### WORK TO COMPLETE
Your task is to filter the data below down to the lines holding "Read".

### RECORD LIST
::::::

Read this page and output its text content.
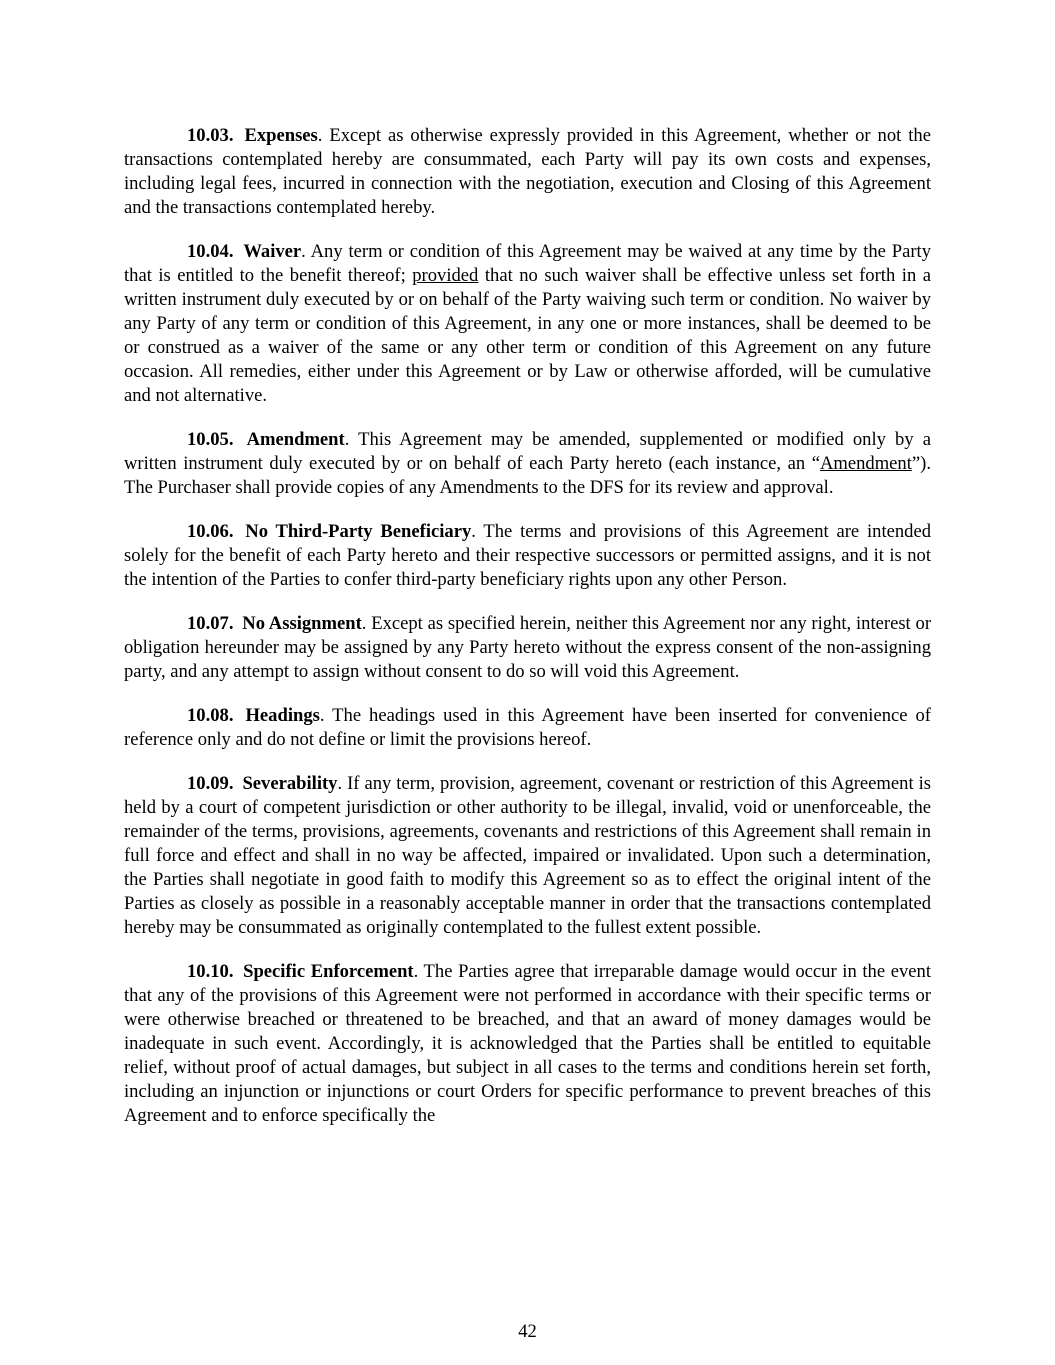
10.03. Expenses. Except as otherwise expressly provided in this Agreement, whether or not the transactions contemplated hereby are consummated, each Party will pay its own costs and expenses, including legal fees, incurred in connection with the negotiation, execution and Closing of this Agreement and the transactions contemplated hereby.

10.04. Waiver. Any term or condition of this Agreement may be waived at any time by the Party that is entitled to the benefit thereof; provided that no such waiver shall be effective unless set forth in a written instrument duly executed by or on behalf of the Party waiving such term or condition. No waiver by any Party of any term or condition of this Agreement, in any one or more instances, shall be deemed to be or construed as a waiver of the same or any other term or condition of this Agreement on any future occasion. All remedies, either under this Agreement or by Law or otherwise afforded, will be cumulative and not alternative.

10.05. Amendment. This Agreement may be amended, supplemented or modified only by a written instrument duly executed by or on behalf of each Party hereto (each instance, an “Amendment”). The Purchaser shall provide copies of any Amendments to the DFS for its review and approval.

10.06. No Third-Party Beneficiary. The terms and provisions of this Agreement are intended solely for the benefit of each Party hereto and their respective successors or permitted assigns, and it is not the intention of the Parties to confer third-party beneficiary rights upon any other Person.

10.07. No Assignment. Except as specified herein, neither this Agreement nor any right, interest or obligation hereunder may be assigned by any Party hereto without the express consent of the non-assigning party, and any attempt to assign without consent to do so will void this Agreement.

10.08. Headings. The headings used in this Agreement have been inserted for convenience of reference only and do not define or limit the provisions hereof.

10.09. Severability. If any term, provision, agreement, covenant or restriction of this Agreement is held by a court of competent jurisdiction or other authority to be illegal, invalid, void or unenforceable, the remainder of the terms, provisions, agreements, covenants and restrictions of this Agreement shall remain in full force and effect and shall in no way be affected, impaired or invalidated. Upon such a determination, the Parties shall negotiate in good faith to modify this Agreement so as to effect the original intent of the Parties as closely as possible in a reasonably acceptable manner in order that the transactions contemplated hereby may be consummated as originally contemplated to the fullest extent possible.

10.10. Specific Enforcement. The Parties agree that irreparable damage would occur in the event that any of the provisions of this Agreement were not performed in accordance with their specific terms or were otherwise breached or threatened to be breached, and that an award of money damages would be inadequate in such event. Accordingly, it is acknowledged that the Parties shall be entitled to equitable relief, without proof of actual damages, but subject in all cases to the terms and conditions herein set forth, including an injunction or injunctions or court Orders for specific performance to prevent breaches of this Agreement and to enforce specifically the

42
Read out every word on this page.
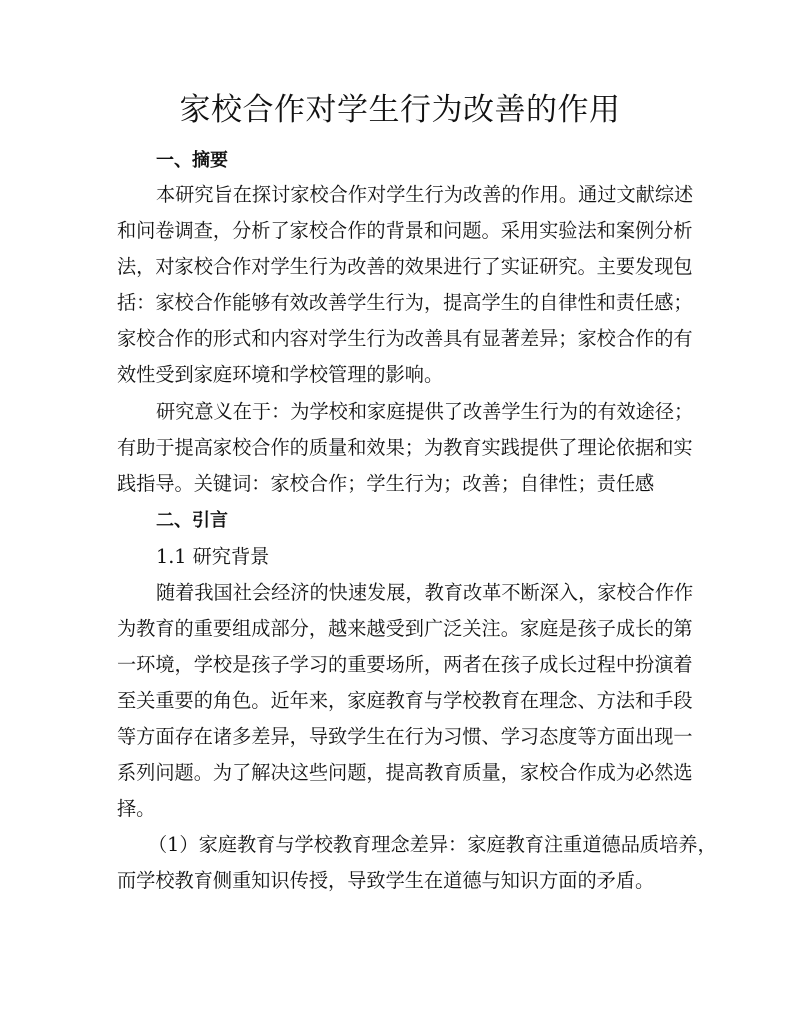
家校合作对学生行为改善的作用
一、摘要
本研究旨在探讨家校合作对学生行为改善的作用。通过文献综述
和问卷调查，分析了家校合作的背景和问题。采用实验法和案例分析
法，对家校合作对学生行为改善的效果进行了实证研究。主要发现包
括：家校合作能够有效改善学生行为，提高学生的自律性和责任感；
家校合作的形式和内容对学生行为改善具有显著差异；家校合作的有
效性受到家庭环境和学校管理的影响。
研究意义在于：为学校和家庭提供了改善学生行为的有效途径；
有助于提高家校合作的质量和效果；为教育实践提供了理论依据和实
践指导。关键词：家校合作；学生行为；改善；自律性；责任感
二、引言
1.1 研究背景
随着我国社会经济的快速发展，教育改革不断深入，家校合作作
为教育的重要组成部分，越来越受到广泛关注。家庭是孩子成长的第
一环境，学校是孩子学习的重要场所，两者在孩子成长过程中扮演着
至关重要的角色。近年来，家庭教育与学校教育在理念、方法和手段
等方面存在诸多差异，导致学生在行为习惯、学习态度等方面出现一
系列问题。为了解决这些问题，提高教育质量，家校合作成为必然选
择。
（1）家庭教育与学校教育理念差异：家庭教育注重道德品质培养，
而学校教育侧重知识传授，导致学生在道德与知识方面的矛盾。
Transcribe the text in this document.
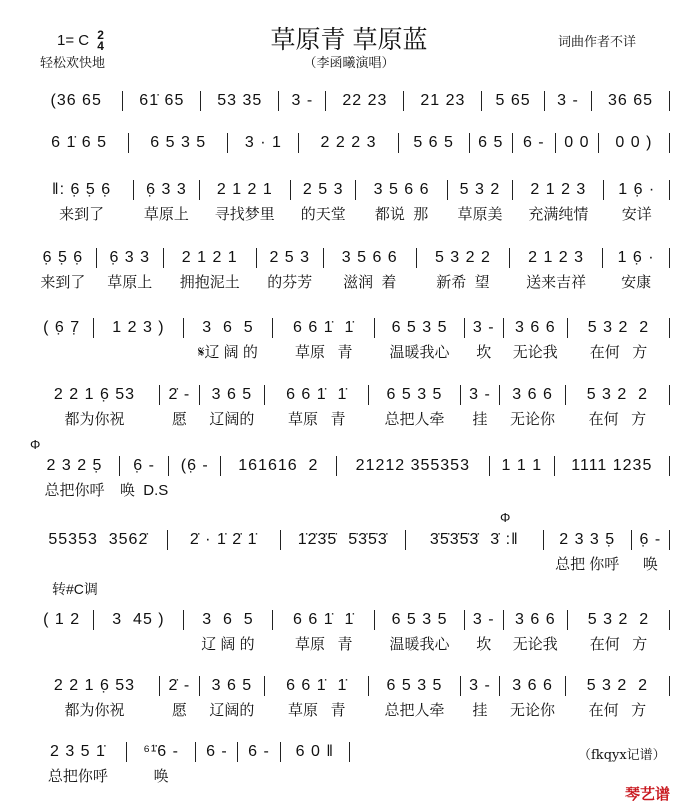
1= C 2
4
轻松欢快地
草原青 草原蓝
（李函曦演唱）
词曲作者不详
(36 65	61̇ 65	53 35	3 -	22 23	21 23	5 65	3 -	36 65
6 1̇ 6 5	6 5 3 5	3 · 1	2 2 2 3	5 6 5	6 5	6 -	0 0	0 0 )
‖: 6̣ 5̣ 6̣
来到了
6̣ 3 3
草原上
2 1 2 1
寻找梦里
2 5 3
的天堂
3 5 6 6
都说  那
5 3 2
草原美
2 1 2 3
充满纯情
1 6̣ ·
安详
6̣ 5̣ 6̣
来到了
6̣ 3 3
草原上
2 1 2 1
拥抱泥土
2 5 3
的芬芳
3 5 6 6
滋润  着
5 3 2 2
新希  望
2 1 2 3
送来吉祥
1 6̣ ·
安康
( 6̣ 7̣	1 2 3 )	3  6  5
𝄋辽 阔 的
6 6 1̇  1̇
草原   青
6 5 3 5
温暖我心
3 -
坎
3 6 6
无论我
5 3 2  2
在何   方
2 2 1 6̣ 53
都为你祝
2̇ -
愿
3 6 5
辽阔的
6 6 1̇  1̇
草原   青
6 5 3 5
总把人牵
3 -
挂
3 6 6
无论你
5 3 2  2
在何   方
2 3 2 5̣
总把你呼
6̣ -
唤  D.S
(6̣ -	161616  2	21212 355353	1 1 1	1111 1235
55353  3562̇	2̇ · 1̇ 2̇ 1̇	1̇2̇3̇5̇  5̇3̇5̇3̇	3̇5̇3̇5̇3̇  3̇ :‖	2 3 3 5̣
总把 你呼
6̣ -
唤
( 1 2	3  45 )	3  6  5
辽 阔 的
6 6 1̇  1̇
草原   青
6 5 3 5
温暖我心
3 -
坎
3 6 6
无论我
5 3 2  2
在何   方
2 2 1 6̣ 53
都为你祝
2̇ -
愿
3 6 5
辽阔的
6 6 1̇  1̇
草原   青
6 5 3 5
总把人牵
3 -
挂
3 6 6
无论你
5 3 2  2
在何   方
2 3 5 1̇
总把你呼
⁶¹̇6 -
唤
6 -	6 -	6 0 ‖
Φ
Φ
转#C调
（fkqyx记谱）
琴艺谱
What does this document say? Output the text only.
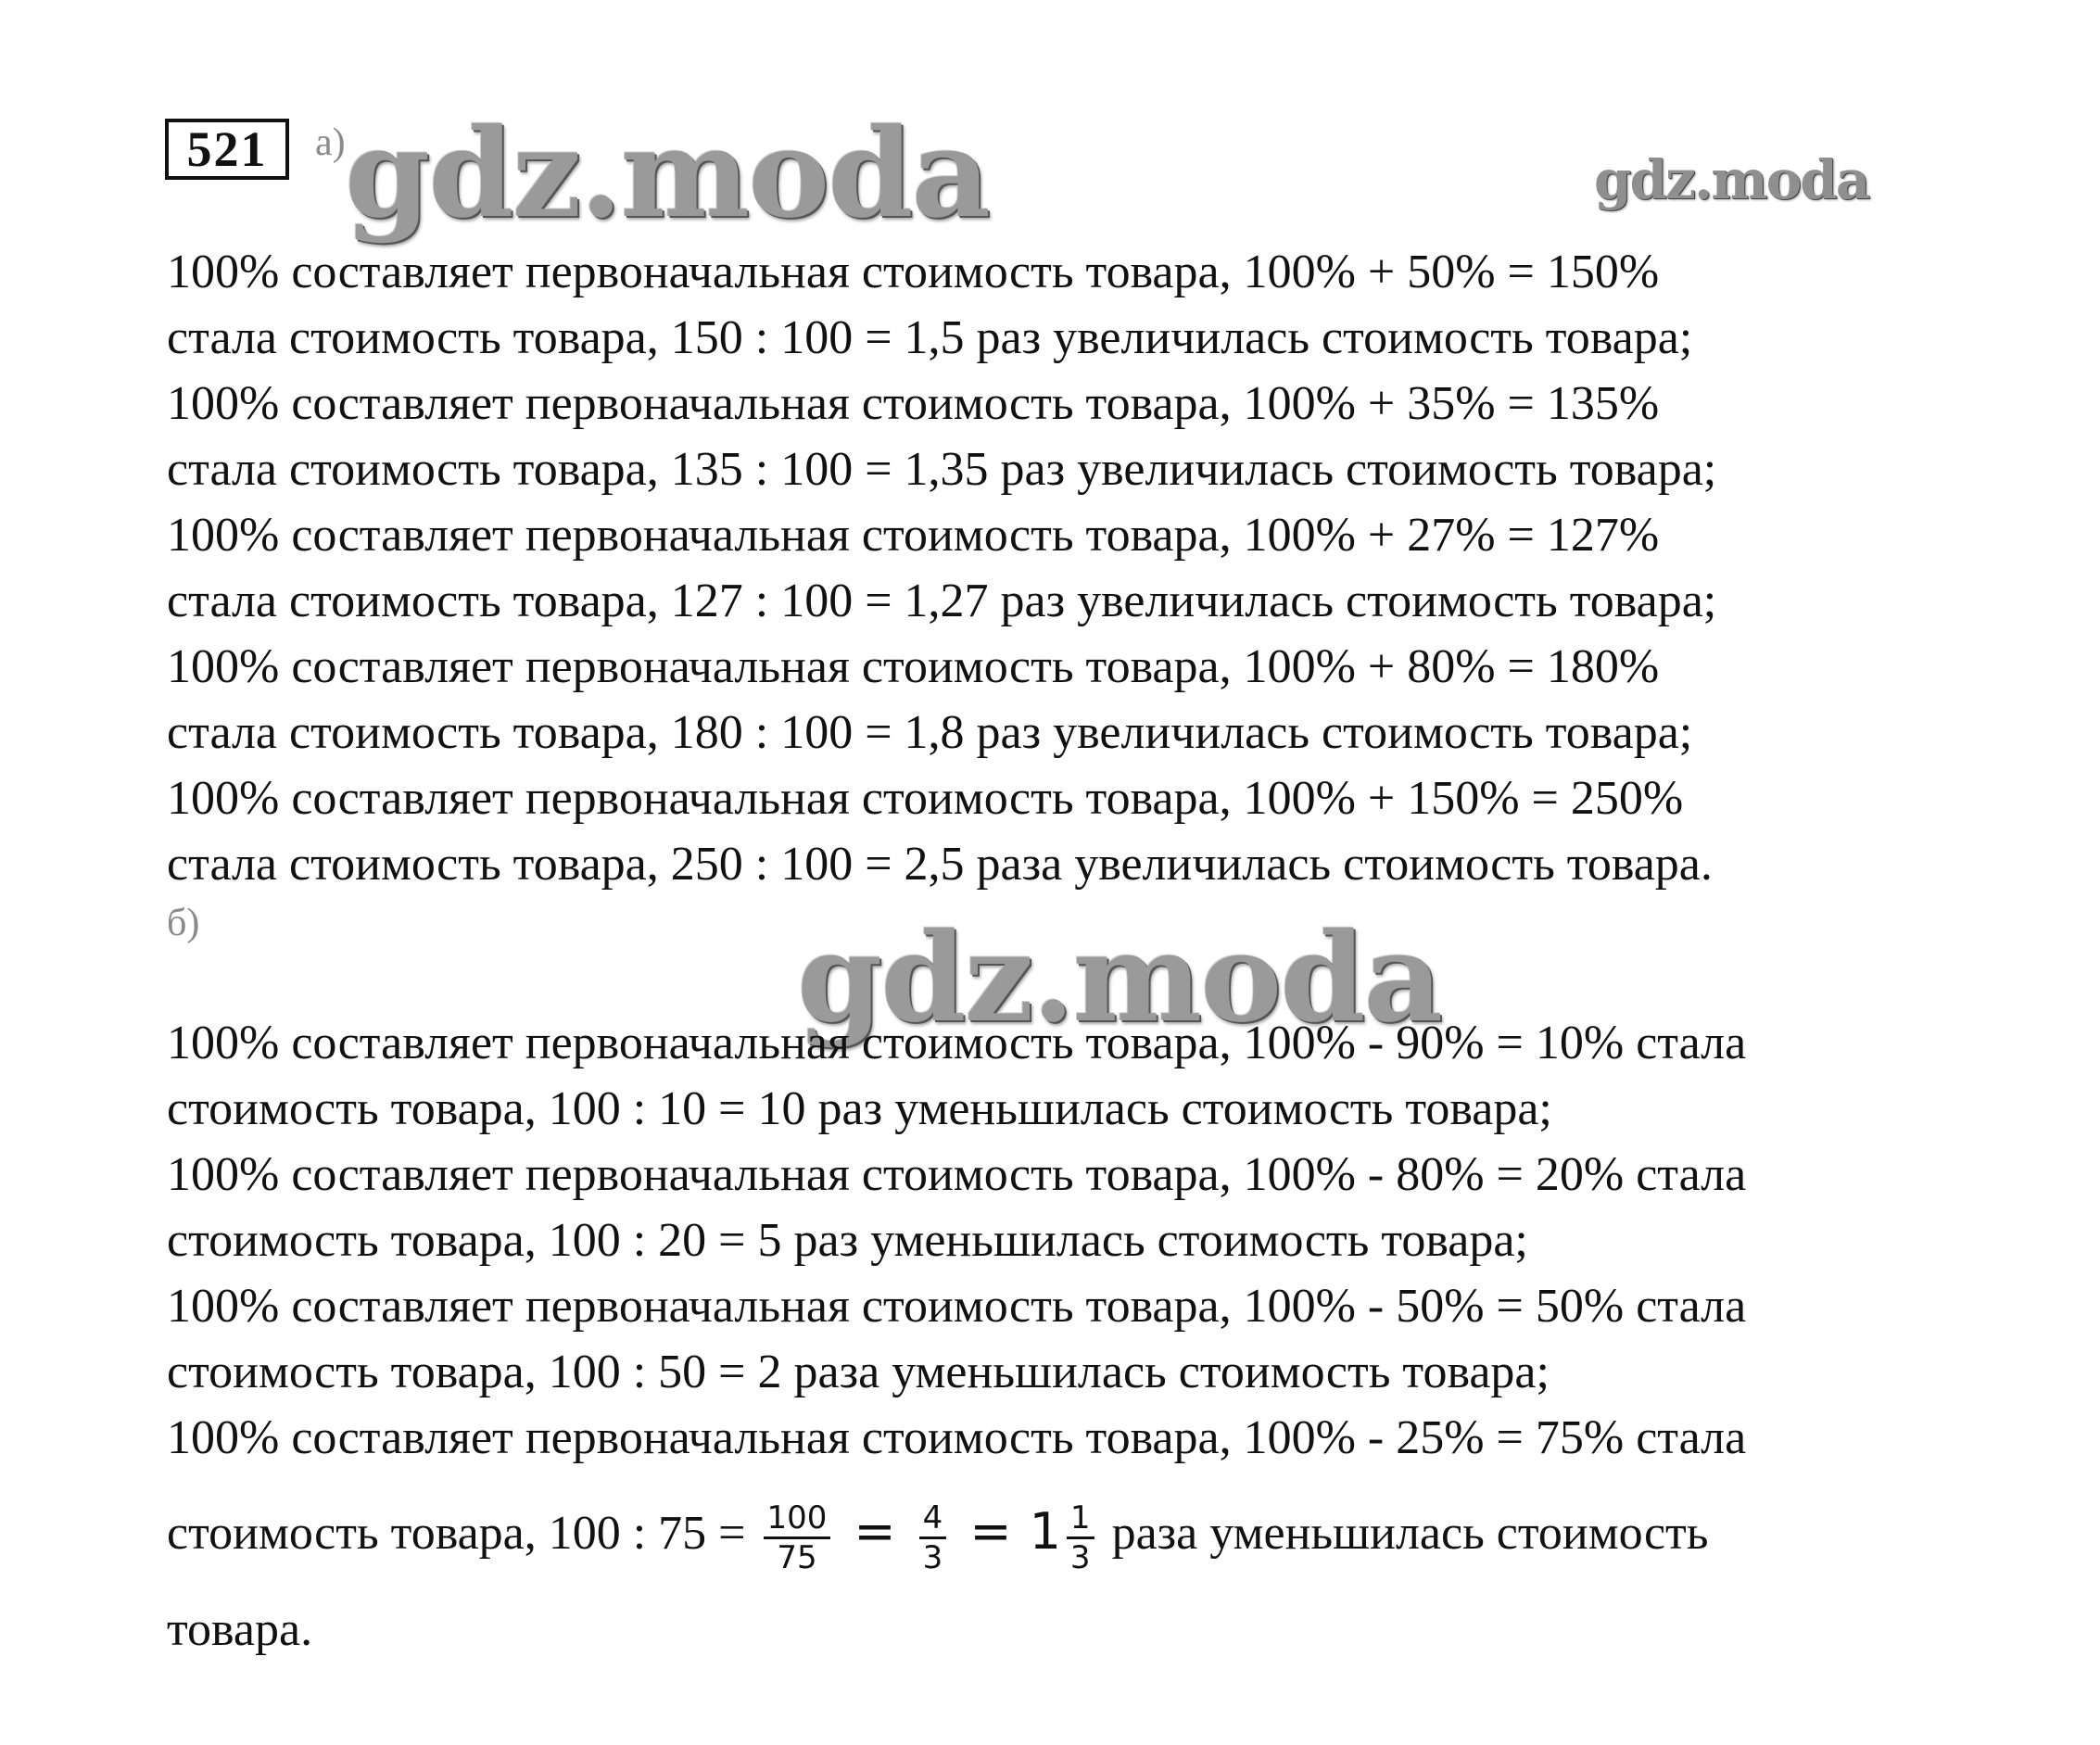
521	а) gdz.moda	gdz.moda
100% составляет первоначальная стоимость товара, 100% + 50% = 150%
стала стоимость товара, 150 : 100 = 1,5 раз увеличилась стоимость товара;
100% составляет первоначальная стоимость товара, 100% + 35% = 135%
стала стоимость товара, 135 : 100 = 1,35 раз увеличилась стоимость товара;
100% составляет первоначальная стоимость товара, 100% + 27% = 127%
стала стоимость товара, 127 : 100 = 1,27 раз увеличилась стоимость товара;
100% составляет первоначальная стоимость товара, 100% + 80% = 180%
стала стоимость товара, 180 : 100 = 1,8 раз увеличилась стоимость товара;
100% составляет первоначальная стоимость товара, 100% + 150% = 250%
стала стоимость товара, 250 : 100 = 2,5 раза увеличилась стоимость товара.
б)	gdz.moda
100% составляет первоначальная стоимость товара, 100% - 90% = 10% стала
стоимость товара, 100 : 10 = 10 раз уменьшилась стоимость товара;
100% составляет первоначальная стоимость товара, 100% - 80% = 20% стала
стоимость товара, 100 : 20 = 5 раз уменьшилась стоимость товара;
100% составляет первоначальная стоимость товара, 100% - 50% = 50% стала
стоимость товара, 100 : 50 = 2 раза уменьшилась стоимость товара;
100% составляет первоначальная стоимость товара, 100% - 25% = 75% стала
стоимость товара, 100 : $75 = \frac{100}{75} = \frac{4}{3} = 1 \frac{1}{3}$ раза уменьшилась стоимость
товара.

::::::

### SOLVED PROBLEM
Read this page and output its text content.
Read out every word on this page.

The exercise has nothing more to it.